* Selected passage
Options 3, Section 15 and Options 3, Section 16
The Exchange proposes to add provisions within Options 3, Section 15 at paragraph (b)(2), related to Simple Order Risk Protections, and Options 3, Section 16 at paragraph (e), related to Complex Order Risk Protections, to describe a current limitation that exists within its rules today as to the number of contracts an incoming order or quote may specify. Specifically, for simple orders, the maximum number of contracts, which shall not be less than 10,000 contracts, is established by the Exchange from time-to-time. For Complex Orders, the maximum number of contracts (or shares), which shall not be less than 10,000 contracts (or 100,000 shares), is established by the Exchange from time-to-time. Orders or quotes that exceed the maximum number of contracts/shares are rejected. This System limitation is the same on all Nasdaq affiliated exchanges.[5] Today, Nasdaq ISE, LLC (“ISE”), Nasdaq GEMX, LLC (“GEMX”) and Nasdaq MRX, LLC (“MRX”) describe this limitation within their rules at Options 3, Section 15(a)(2)(B). ISE and MRX also describe the Size Limitation within Options 3, Section 16(c)(2). Phlx proposes to similarly describe this limitation in its rules.
Options 3, Section 7
The Exchange also proposes to amend Options 3, Section 7(c)(2), Types of Orders and Order and Quote Protocols, which describes Immediate-or-Cancel Orders or “IOC” Orders. Today, the Exchange describes an IOC order as a Market Order or Limit Order to be executed in whole or in part upon receipt. Any portion not so executed is cancelled.[6] Options 3, Section 7(c)(2)(B) provides that IOC orders may be entered Start Printed Page 30997through FIX [7] or SQF,[8] provided that an IOC order entered by a Market Maker [9] through SQF is not subject to the Order Price Protection or the Market Order Spread Protection in Options 3, Section 15(a)(1) and (a)(2), respectively. With the proposed addition of the Size Limitation to proposed new Options 3, Section 15(b)(2) and Options 3, Section 16(e), the Exchange also proposes to note that Size Limitation does not apply to IOC orders entered through SQF.
Today, orders that are entered as IOC by a Market Maker through SQF are subject to the protections in Options 3, Section 15, except for Order Price Protection and Market Order Spread Protection. The Exchange proposes to add Size Limitation to the list of protections that are available for IOC orders entered through FIX, but not SQF. In addition, the Exchange proposes to note within Options 3, Section 7(c)(2), that, “IOC orders may be entered through FIX or SQF, provided that an IOC order entered by a Market Maker through SQF is not subject to the Order Price Protection, the Market Order Spread Protection, or the Size Limitation in Options 3, Section 15(a)(1), (a)(2) and (b)(2), respectively, or Size Limitation within Options 3, Section 16(e).” The addition of this rule text will bring greater clarity to the order type.
The Exchange notes that while only orders are entered into FIX, SQF is a quote protocol that also permits Market Makers to enter IOC orders that do not rest on the order book. The Exchange has not elected to utilize Size Limitation on SQF as it did for FIX because Market Makers only utilize SQF to enter IOC orders and Market Makers are professional traders with their own risk settings. FIX, on the other hand, is utilized by all market participants who may not have their own risk settings, unlike Market Makers.

* Problem set
[a] Update the rule-change passage from "The Exchange notes" up to and including "unlike Market Makers.", putting "experienced traders" in place of "professional traders".
[b] Continue the rule-change passage past its final sentence.
The listing isn't needed for any of this.

* Data shown
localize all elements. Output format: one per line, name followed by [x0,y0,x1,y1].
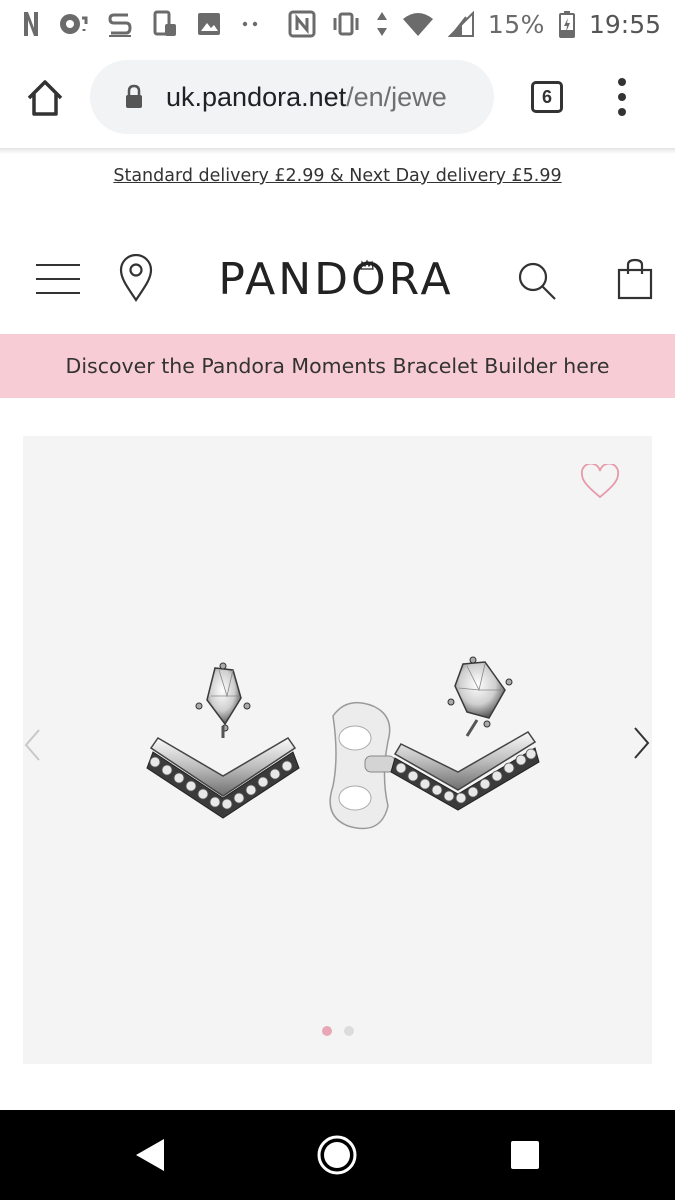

* Results of the tasks
[a]
The Exchange notes that while only orders are entered into FIX, SQF is a quote protocol that also permits Market Makers to enter IOC orders that do not rest on the order book. The Exchange has not elected to utilize Size Limitation on SQF as it did for FIX because Market Makers only utilize SQF to enter IOC orders and Market Makers are experienced traders with their own risk settings. FIX, on the other hand, is utilized by all market participants who may not have their own risk settings, unlike Market Makers.

[b]
Market Makers utilize IOC orders to trade out of accumulated positions and manage their risk when providing liquidity on the Exchange. Proper risk management, including using these IOC orders to offload risk, is vital for Market Makers, and allows them to maintain tight markets and meet their quoting and other obligations to the market. Market Makers handle a large amount of risk when quoting and in addition to the risk protections required by the Exchange. Market Makers utilize their own risk management parameters when entering orders, minimizing the likelihood of a Market Maker's erroneous order from being entered. The Exchange believes that Market Makers, unlike other market participants, have the ability to manage their risk when submitting IOC orders through SQF and should be permitted to elect this method of order entry to obtain efficiency and speed of order entry, particularly in light of the continuous quoting obligations the Exchange imposes on these participants.
The Exchange believes that allowing Market Makers to submit IOC orders through their preferred protocol increases their efficiency in submitting such orders and thereby allows them to maintain quality markets to the benefit of all market participants that trade on the Exchange. Further, unlike other market participants, Market Makers provide liquidity to the market place and have obligations.[10] Thus, the Exchange opted to not offer Size Limitation for IOC orders entered through SQF because Market Makers have more sophisticated infrastructures than other market participants and are able to manage their risk.
Similarly, the Exchange also proposes to amend Options 3, Section 7(c)(3) which describes an Opening Only or “OPG” order. Today, an OPG order can only be executed in the Opening Process pursuant to Options 3, Section 8. The rule currently states that this order type is not subject to any protections listed in Options 3, Section 15 describing risk protections. With the proposed addition of Size Limitation to proposed new Options 3, Section 15(b)(2) and Options 3, Section 16(e), the Exchange proposes to note within Options 3, Section 7(c)(3) that OPG orders are subject to Size Limitation. OPG orders are entered during the Opening Process “Financial Information eXchange” or “FIX”. Also, any participant may enter an OPG order and be subject to Size Limitation protections.
Non-Substantive Amendments
The Exchange proposes to amend the Rulebook shell to add a new Equity 3A and reserve that section. Equity 3A will be utilized by the Nasdaq BX, Inc. (“BX”) Rulebook and the Exchange proposes to reserve that section in this Rulebook to demonstrate the section does not exist for the Exchange's equity market.
The Exchange proposes to make minor technical amendments to Options 1, Section 1(b)(27) which describes a Lead Market Maker. The Exchange proposes to change an “an” to “the” and capitalize the term “Trading Floor.”
The Exchange proposes to amend Options 2, Section 12(a)(1), Registration and Functions of Options Lead Market Makers, to add a parenthetical and space that were missing.
Finally, the Exchange proposes to amend the description of a Specialized Quote Feed within Options 3, Section 7(a)(i)(B) to make plural the word “request” and also add an “.,” after an e.g to conform the punctuation in the paragraph.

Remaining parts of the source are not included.